---------- RECORDS FOR THE TASK ----------

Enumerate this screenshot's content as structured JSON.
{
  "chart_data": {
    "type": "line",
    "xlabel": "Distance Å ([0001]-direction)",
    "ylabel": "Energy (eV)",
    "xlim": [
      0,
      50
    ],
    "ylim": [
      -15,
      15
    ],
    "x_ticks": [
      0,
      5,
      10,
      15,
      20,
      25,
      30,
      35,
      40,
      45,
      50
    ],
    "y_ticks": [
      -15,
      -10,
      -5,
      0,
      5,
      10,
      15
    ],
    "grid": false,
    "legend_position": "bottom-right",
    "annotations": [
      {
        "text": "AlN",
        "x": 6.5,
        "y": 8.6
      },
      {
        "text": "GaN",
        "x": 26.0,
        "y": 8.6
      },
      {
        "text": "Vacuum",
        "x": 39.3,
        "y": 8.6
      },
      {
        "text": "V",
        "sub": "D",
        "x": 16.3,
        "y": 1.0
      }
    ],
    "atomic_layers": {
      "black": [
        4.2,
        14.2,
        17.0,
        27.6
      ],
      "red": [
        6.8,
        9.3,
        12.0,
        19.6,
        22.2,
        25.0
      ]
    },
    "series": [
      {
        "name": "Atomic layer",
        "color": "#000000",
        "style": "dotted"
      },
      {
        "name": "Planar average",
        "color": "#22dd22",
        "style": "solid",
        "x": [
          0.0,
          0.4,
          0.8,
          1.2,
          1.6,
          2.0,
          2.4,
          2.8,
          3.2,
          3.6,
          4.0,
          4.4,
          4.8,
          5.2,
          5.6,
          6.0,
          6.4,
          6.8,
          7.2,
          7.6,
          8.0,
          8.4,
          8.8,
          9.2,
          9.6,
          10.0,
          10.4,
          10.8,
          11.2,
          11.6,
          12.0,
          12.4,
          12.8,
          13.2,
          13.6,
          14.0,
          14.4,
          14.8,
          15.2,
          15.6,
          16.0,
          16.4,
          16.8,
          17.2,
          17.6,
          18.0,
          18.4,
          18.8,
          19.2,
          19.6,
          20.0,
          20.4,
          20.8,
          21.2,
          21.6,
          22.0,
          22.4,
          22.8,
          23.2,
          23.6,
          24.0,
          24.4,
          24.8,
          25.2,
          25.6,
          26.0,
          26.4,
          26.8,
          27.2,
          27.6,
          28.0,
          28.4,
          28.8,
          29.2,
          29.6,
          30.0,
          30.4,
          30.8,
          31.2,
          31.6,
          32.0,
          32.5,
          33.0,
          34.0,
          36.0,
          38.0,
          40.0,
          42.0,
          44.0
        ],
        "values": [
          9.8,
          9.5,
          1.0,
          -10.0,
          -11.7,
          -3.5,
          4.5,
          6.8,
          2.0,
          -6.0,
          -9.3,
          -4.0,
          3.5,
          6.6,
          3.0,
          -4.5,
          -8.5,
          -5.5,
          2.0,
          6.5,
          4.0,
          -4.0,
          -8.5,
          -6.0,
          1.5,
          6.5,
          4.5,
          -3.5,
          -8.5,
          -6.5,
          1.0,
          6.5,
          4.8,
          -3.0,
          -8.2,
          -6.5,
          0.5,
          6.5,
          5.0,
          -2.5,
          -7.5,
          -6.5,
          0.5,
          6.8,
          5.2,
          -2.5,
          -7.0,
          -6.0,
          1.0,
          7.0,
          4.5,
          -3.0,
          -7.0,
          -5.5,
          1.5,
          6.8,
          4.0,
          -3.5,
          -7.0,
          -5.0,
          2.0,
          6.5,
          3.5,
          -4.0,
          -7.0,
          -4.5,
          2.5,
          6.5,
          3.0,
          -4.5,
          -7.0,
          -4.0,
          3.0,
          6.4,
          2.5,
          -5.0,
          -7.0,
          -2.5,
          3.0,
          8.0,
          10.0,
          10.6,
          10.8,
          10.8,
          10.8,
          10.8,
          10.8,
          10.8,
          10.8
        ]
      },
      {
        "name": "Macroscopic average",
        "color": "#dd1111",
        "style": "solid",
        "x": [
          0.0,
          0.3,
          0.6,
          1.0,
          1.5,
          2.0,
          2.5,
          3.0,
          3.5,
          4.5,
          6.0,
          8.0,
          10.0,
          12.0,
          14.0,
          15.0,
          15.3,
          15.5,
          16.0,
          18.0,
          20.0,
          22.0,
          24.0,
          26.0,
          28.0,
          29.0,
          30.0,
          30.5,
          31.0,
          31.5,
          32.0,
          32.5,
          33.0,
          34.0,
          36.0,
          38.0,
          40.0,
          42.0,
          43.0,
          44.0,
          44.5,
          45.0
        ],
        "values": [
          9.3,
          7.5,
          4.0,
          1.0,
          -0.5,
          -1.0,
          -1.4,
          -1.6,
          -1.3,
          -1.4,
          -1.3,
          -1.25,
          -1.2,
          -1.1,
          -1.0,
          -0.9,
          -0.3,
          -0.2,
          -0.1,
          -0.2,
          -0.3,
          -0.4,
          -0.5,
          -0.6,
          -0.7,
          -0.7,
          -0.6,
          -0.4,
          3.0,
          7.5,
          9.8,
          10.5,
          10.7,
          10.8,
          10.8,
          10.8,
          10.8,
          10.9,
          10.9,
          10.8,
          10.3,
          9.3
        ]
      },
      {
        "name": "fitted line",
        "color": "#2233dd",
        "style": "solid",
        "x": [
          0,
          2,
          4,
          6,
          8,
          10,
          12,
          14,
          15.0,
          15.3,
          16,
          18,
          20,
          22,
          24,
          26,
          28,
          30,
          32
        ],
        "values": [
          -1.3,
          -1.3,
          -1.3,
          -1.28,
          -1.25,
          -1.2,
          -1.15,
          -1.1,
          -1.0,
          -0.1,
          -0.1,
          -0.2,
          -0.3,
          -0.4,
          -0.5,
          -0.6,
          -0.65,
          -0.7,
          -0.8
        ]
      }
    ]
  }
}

----------

Give only the count of lines in which the string "name" appears.

4